===== Records to use
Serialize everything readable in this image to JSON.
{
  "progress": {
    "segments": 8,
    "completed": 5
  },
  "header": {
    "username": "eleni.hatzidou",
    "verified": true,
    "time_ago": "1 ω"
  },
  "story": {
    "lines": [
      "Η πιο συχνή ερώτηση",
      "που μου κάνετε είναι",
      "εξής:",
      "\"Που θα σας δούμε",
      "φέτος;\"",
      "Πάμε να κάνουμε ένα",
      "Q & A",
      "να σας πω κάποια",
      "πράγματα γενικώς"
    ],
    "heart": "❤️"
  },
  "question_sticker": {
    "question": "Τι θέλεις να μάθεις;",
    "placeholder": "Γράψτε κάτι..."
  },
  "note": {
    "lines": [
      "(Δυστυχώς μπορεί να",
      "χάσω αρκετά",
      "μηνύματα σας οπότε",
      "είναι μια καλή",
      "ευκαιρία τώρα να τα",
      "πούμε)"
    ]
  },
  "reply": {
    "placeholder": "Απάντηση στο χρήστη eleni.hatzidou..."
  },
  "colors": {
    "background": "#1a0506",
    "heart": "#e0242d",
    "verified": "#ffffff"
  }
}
==========
Give all the records again. Match them exactly.

Serialize everything readable in this image to JSON.
{
  "progress": {
    "segments": 8,
    "completed": 5
  },
  "header": {
    "username": "eleni.hatzidou",
    "verified": true,
    "time_ago": "1 ω"
  },
  "story": {
    "lines": [
      "Η πιο συχνή ερώτηση",
      "που μου κάνετε είναι",
      "εξής:",
      "\"Που θα σας δούμε",
      "φέτος;\"",
      "Πάμε να κάνουμε ένα",
      "Q & A",
      "να σας πω κάποια",
      "πράγματα γενικώς"
    ],
    "heart": "❤️"
  },
  "question_sticker": {
    "question": "Τι θέλεις να μάθεις;",
    "placeholder": "Γράψτε κάτι..."
  },
  "note": {
    "lines": [
      "(Δυστυχώς μπορεί να",
      "χάσω αρκετά",
      "μηνύματα σας οπότε",
      "είναι μια καλή",
      "ευκαιρία τώρα να τα",
      "πούμε)"
    ]
  },
  "reply": {
    "placeholder": "Απάντηση στο χρήστη eleni.hatzidou..."
  },
  "colors": {
    "background": "#1a0506",
    "heart": "#e0242d",
    "verified": "#ffffff"
  }
}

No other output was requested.